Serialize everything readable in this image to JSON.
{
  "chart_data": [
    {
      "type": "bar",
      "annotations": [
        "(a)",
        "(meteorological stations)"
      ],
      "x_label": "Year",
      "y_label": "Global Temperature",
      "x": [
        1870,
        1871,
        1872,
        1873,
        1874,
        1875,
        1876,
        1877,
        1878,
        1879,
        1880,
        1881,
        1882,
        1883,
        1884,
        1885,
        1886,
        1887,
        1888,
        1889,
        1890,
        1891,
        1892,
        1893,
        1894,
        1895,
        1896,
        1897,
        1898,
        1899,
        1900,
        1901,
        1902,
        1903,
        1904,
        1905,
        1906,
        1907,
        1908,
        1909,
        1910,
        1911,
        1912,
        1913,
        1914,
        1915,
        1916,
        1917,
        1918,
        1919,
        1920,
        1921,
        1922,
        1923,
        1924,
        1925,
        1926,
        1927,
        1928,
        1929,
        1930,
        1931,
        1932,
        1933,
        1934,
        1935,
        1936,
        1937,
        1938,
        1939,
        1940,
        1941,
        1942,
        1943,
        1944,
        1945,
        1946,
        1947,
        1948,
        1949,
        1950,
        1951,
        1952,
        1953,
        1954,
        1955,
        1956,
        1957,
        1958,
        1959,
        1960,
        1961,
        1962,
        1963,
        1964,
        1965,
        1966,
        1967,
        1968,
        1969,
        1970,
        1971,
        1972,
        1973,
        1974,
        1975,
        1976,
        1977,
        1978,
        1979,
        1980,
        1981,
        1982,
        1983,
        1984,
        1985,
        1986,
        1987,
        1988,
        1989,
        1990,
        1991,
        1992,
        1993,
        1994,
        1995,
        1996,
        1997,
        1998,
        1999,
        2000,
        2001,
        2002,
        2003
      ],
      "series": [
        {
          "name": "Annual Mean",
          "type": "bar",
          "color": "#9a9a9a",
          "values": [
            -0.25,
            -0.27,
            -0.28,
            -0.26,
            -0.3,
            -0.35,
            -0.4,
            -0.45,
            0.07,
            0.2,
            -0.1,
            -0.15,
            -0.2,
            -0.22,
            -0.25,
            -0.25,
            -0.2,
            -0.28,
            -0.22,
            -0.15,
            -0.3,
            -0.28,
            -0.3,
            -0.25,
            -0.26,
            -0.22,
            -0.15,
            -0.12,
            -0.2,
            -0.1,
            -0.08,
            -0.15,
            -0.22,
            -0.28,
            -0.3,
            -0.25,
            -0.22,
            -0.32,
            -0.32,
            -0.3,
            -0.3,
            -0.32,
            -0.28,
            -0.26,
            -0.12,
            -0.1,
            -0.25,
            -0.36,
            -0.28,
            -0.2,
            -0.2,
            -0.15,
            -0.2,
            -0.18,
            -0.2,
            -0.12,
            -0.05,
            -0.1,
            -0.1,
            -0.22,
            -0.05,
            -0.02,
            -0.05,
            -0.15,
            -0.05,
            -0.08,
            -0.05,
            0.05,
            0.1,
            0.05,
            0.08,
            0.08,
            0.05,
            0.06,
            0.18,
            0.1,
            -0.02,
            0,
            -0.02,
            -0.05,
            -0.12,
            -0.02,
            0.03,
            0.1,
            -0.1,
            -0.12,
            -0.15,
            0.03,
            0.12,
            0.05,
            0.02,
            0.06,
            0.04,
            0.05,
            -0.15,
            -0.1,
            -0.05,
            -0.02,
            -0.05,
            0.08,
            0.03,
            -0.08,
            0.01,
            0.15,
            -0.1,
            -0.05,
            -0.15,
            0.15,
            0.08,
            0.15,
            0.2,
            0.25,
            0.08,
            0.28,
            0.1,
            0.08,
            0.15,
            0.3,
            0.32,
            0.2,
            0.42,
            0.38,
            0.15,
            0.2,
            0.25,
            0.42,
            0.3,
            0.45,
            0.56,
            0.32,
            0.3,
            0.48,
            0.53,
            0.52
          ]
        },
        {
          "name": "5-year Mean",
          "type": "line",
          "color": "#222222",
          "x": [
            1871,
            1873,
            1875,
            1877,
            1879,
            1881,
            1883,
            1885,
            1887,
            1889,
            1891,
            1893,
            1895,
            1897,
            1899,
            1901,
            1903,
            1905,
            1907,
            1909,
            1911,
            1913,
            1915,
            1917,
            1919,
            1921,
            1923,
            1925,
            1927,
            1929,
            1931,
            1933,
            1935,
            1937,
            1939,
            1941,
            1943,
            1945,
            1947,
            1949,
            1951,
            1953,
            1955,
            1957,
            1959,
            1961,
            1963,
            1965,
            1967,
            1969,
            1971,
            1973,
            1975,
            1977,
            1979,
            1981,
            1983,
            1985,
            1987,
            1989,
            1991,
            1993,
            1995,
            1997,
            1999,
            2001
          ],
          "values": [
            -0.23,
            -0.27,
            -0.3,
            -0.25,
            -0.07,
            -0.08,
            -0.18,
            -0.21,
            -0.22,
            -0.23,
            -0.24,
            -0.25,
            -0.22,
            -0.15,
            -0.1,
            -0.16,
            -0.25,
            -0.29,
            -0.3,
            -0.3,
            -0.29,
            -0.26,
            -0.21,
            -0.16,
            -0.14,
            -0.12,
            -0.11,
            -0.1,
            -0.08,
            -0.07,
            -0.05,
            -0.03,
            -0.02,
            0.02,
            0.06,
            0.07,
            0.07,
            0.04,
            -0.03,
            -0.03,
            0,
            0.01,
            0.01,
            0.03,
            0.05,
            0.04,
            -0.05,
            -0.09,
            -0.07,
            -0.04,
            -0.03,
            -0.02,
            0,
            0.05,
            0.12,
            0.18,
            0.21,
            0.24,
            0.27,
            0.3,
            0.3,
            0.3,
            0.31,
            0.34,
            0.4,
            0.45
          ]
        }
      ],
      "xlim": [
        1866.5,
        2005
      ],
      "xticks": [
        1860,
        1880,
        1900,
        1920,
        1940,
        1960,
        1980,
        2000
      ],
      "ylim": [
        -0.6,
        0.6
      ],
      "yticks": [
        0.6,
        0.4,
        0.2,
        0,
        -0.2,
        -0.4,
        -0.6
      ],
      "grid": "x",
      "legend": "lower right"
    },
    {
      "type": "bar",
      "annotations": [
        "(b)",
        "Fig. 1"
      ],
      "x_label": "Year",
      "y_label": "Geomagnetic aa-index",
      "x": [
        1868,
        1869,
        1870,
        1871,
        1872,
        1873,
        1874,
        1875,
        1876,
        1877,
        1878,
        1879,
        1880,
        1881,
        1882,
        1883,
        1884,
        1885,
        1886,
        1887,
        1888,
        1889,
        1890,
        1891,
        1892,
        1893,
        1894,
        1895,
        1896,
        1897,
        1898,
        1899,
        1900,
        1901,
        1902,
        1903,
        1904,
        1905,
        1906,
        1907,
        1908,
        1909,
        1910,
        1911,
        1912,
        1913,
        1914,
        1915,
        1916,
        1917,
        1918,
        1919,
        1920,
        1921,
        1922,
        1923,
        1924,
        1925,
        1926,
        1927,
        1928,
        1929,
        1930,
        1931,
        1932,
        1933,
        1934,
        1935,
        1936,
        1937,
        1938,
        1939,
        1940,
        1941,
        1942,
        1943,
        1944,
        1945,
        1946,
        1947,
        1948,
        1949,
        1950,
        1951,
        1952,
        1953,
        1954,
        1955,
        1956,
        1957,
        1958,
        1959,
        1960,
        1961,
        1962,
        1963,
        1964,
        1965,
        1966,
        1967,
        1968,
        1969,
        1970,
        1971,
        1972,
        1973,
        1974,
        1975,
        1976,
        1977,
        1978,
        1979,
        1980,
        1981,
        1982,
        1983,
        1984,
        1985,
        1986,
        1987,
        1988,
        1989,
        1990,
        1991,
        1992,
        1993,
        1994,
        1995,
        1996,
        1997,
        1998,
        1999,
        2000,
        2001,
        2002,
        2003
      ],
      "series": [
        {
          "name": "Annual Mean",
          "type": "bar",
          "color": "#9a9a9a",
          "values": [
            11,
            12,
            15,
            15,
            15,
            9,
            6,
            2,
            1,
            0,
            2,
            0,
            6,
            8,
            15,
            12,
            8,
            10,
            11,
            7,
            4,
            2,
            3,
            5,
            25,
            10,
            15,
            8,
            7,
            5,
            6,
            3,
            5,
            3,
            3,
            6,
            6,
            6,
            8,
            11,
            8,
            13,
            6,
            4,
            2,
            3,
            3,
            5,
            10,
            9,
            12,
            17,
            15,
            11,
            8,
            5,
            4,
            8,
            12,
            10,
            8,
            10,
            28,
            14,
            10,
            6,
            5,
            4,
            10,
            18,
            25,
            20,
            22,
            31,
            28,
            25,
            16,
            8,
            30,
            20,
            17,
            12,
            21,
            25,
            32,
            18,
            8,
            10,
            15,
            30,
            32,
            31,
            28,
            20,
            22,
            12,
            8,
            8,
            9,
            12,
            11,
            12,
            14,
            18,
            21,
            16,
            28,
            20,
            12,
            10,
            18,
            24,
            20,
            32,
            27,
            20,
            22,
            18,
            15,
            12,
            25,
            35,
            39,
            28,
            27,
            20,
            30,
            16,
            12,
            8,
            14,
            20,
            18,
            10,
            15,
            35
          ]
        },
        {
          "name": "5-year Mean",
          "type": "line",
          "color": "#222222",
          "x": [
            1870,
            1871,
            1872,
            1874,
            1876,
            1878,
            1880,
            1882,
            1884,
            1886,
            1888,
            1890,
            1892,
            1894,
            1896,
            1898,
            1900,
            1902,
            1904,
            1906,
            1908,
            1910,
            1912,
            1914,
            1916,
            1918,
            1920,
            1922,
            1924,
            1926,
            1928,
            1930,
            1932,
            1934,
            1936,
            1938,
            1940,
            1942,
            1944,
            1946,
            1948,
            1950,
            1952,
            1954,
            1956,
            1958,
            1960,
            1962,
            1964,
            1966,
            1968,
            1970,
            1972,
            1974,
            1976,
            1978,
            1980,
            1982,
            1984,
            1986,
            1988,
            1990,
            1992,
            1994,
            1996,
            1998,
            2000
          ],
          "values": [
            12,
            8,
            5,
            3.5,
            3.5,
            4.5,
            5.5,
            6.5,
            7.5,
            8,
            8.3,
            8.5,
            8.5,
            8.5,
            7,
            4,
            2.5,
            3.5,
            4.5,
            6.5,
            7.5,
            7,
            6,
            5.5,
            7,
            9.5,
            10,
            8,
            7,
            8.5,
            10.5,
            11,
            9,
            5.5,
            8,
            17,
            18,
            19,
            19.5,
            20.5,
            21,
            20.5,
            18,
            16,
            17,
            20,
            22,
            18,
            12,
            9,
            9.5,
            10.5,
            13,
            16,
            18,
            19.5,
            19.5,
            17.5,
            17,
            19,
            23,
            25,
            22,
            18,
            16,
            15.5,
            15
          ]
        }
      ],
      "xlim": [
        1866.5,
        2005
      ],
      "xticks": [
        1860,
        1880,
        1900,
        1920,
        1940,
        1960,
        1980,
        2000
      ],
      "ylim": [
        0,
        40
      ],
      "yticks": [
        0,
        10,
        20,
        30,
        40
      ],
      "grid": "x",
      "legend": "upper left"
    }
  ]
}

===============

**GIVEN INSTRUCTION:**
Identify and copy all lines with the word "legend".

**SOLUTION FOR THIS EXERCISE:**
      "legend": "lower right"
      "legend": "upper left"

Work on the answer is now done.